* [THE TASK]:
Gather each line containing the string "ylabel" from these entries.

* [EXTRACTED INFORMATION]:

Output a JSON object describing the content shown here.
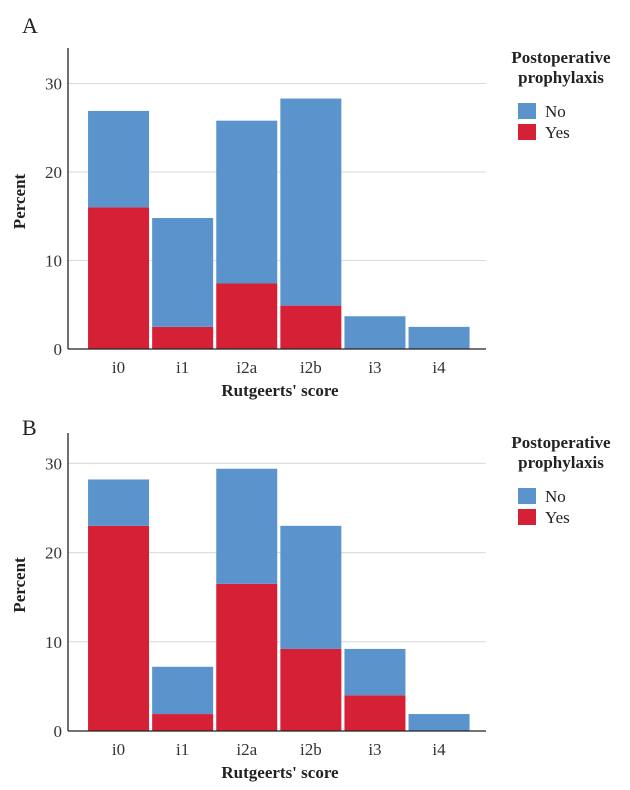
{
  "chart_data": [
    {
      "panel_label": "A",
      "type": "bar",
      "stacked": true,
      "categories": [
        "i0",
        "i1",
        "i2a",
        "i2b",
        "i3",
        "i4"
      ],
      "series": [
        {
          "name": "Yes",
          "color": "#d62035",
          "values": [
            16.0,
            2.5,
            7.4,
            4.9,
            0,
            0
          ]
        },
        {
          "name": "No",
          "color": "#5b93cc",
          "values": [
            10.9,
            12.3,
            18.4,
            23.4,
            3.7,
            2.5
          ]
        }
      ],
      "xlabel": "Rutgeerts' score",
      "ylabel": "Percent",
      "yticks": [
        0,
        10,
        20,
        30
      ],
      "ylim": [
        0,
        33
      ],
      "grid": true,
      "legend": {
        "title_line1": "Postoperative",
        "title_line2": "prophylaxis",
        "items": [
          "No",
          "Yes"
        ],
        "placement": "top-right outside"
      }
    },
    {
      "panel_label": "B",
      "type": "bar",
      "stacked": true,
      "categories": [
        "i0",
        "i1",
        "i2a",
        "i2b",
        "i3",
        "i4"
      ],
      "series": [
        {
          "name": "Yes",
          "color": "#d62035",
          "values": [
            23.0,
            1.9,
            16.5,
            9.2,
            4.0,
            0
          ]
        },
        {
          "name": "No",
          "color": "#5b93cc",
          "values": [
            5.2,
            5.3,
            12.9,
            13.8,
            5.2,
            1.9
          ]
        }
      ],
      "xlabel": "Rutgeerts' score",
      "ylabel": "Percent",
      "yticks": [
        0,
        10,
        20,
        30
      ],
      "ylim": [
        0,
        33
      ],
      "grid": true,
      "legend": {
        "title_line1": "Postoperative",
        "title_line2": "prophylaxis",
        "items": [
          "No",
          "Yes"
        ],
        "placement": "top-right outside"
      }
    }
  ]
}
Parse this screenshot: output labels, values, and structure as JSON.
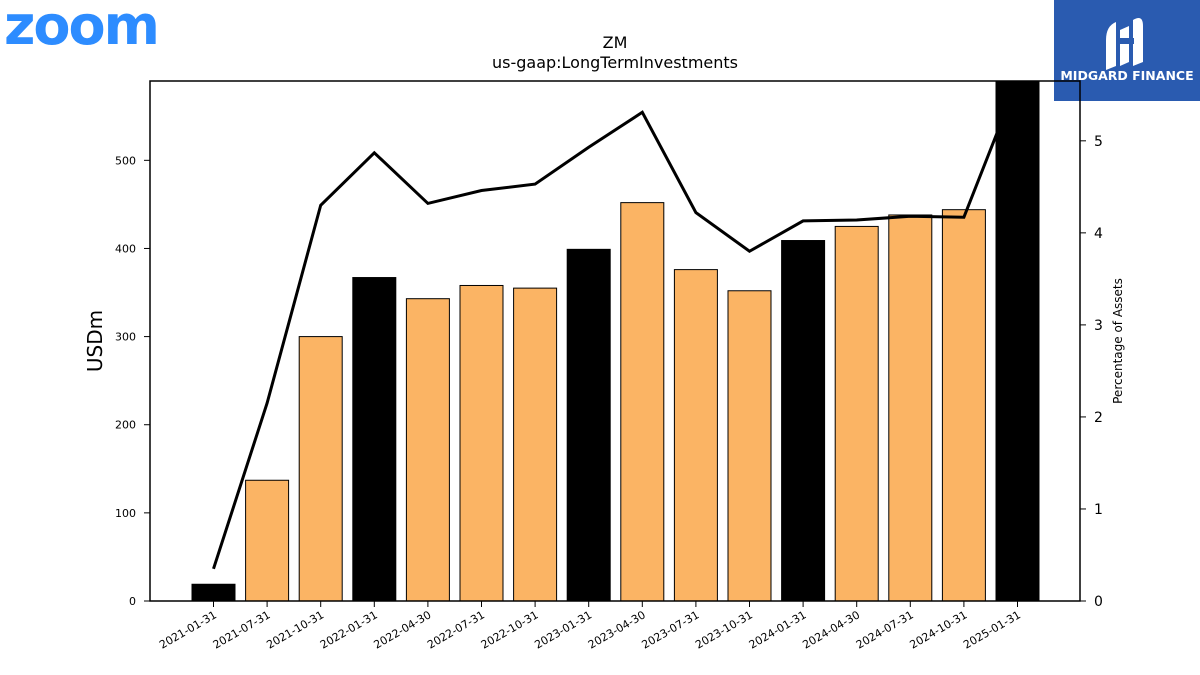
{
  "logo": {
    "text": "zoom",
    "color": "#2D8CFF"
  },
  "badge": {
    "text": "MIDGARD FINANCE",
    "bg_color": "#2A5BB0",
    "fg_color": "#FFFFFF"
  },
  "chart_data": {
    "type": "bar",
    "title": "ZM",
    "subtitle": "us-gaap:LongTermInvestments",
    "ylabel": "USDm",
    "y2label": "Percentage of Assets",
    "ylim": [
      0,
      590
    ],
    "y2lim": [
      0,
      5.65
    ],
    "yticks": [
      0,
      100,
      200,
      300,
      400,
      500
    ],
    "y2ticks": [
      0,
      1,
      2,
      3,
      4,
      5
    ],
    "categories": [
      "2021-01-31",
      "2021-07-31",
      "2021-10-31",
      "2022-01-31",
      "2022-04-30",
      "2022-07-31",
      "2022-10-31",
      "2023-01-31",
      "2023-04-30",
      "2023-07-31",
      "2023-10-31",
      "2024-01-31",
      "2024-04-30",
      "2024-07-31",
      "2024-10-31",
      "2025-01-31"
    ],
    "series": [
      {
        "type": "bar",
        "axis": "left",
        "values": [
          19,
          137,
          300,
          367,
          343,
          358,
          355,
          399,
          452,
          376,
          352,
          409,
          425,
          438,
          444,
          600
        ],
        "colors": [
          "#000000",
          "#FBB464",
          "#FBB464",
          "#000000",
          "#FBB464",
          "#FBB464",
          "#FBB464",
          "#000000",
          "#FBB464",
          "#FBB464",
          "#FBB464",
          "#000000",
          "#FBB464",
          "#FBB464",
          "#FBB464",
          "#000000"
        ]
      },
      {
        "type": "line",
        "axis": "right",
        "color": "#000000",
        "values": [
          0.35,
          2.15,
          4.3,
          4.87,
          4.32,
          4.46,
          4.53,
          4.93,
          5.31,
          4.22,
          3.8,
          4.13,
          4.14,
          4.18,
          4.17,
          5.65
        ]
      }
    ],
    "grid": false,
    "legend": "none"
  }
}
==
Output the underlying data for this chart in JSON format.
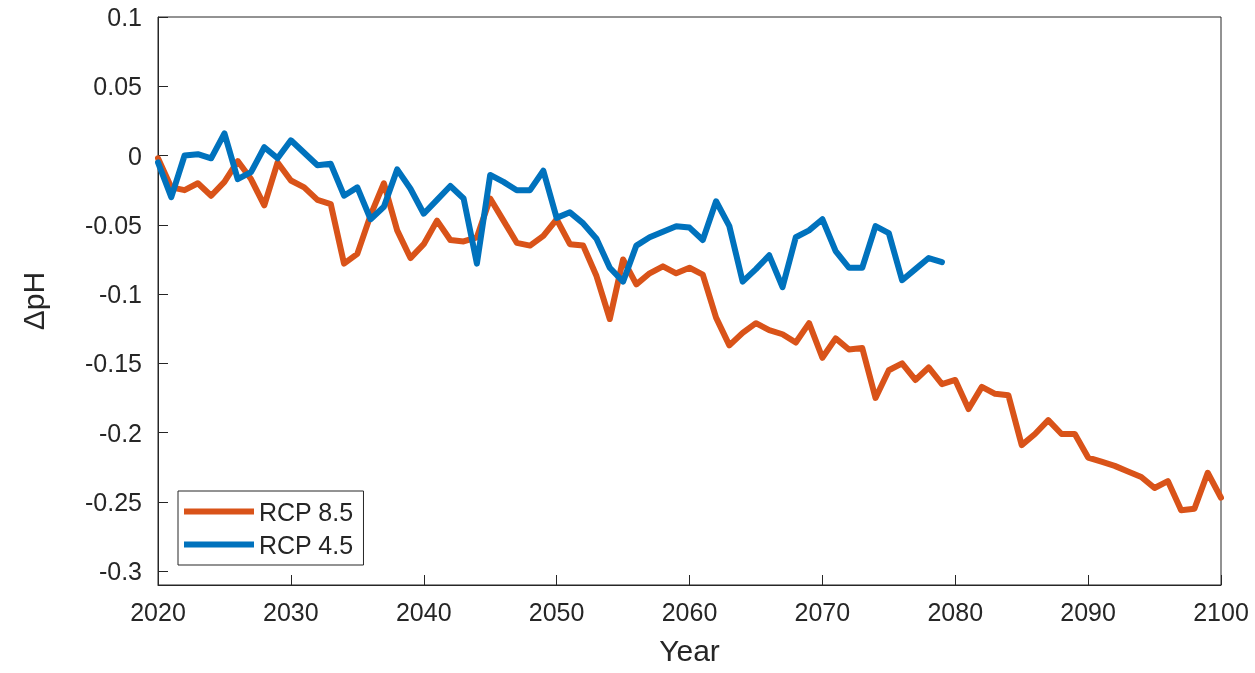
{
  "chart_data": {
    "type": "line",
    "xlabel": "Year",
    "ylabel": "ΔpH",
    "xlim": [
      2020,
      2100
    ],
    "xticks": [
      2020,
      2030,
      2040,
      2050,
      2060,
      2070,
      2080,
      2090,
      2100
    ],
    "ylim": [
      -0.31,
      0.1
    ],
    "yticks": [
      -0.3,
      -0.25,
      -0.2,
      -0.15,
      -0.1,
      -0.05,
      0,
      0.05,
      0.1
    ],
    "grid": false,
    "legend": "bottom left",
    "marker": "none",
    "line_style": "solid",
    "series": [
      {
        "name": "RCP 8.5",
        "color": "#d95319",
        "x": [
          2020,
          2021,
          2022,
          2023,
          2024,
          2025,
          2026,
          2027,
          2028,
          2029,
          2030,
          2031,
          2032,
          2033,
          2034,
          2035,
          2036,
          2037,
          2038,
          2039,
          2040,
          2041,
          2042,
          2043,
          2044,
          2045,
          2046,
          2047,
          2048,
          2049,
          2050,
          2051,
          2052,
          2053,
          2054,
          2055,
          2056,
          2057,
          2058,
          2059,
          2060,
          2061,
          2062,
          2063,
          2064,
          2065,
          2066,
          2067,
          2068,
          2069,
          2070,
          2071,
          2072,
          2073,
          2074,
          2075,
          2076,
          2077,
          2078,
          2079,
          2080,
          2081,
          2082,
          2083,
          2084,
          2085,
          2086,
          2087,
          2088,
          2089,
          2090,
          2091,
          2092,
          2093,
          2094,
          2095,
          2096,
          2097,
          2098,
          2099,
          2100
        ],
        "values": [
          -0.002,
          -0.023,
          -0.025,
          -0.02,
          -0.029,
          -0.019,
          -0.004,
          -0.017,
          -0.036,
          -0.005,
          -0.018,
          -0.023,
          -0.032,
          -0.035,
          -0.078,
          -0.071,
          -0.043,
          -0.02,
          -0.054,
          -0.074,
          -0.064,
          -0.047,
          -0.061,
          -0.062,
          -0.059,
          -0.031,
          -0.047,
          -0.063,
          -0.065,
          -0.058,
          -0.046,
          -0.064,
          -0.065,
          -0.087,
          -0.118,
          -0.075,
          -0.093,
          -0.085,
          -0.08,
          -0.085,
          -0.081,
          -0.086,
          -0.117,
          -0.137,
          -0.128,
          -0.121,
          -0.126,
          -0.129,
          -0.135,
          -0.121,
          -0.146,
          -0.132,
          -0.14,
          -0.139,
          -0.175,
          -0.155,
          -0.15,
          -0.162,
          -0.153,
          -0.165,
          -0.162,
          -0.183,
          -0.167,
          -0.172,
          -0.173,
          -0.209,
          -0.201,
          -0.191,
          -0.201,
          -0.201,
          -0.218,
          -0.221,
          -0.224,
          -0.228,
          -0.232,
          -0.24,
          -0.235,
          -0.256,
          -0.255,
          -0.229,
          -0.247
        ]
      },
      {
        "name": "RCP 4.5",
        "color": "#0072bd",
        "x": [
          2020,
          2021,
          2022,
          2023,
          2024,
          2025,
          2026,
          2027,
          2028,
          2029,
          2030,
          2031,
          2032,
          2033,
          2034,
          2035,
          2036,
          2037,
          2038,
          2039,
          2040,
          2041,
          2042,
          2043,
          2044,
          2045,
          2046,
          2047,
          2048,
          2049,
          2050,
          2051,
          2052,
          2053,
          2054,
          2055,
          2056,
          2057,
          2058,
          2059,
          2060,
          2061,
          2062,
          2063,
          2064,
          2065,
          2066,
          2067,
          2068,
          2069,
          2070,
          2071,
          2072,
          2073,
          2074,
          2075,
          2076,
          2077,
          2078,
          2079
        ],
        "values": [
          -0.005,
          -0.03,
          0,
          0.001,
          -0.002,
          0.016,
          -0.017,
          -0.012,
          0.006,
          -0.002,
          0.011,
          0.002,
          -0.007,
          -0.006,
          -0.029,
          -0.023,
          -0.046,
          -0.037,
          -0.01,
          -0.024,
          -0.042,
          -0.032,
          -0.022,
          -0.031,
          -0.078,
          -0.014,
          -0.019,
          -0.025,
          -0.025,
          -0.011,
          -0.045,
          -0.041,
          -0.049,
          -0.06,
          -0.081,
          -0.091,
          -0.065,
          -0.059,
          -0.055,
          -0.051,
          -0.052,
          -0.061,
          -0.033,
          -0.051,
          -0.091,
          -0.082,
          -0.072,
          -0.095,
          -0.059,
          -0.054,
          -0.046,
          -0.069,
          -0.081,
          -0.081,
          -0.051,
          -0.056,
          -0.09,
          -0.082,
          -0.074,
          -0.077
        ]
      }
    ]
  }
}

* [FULL RESPONSE]:
      "ylabel": "Percent",
      "ylabel": "Percent",
    "ylabel": "USDm",
    "ylabel": "ΔpH",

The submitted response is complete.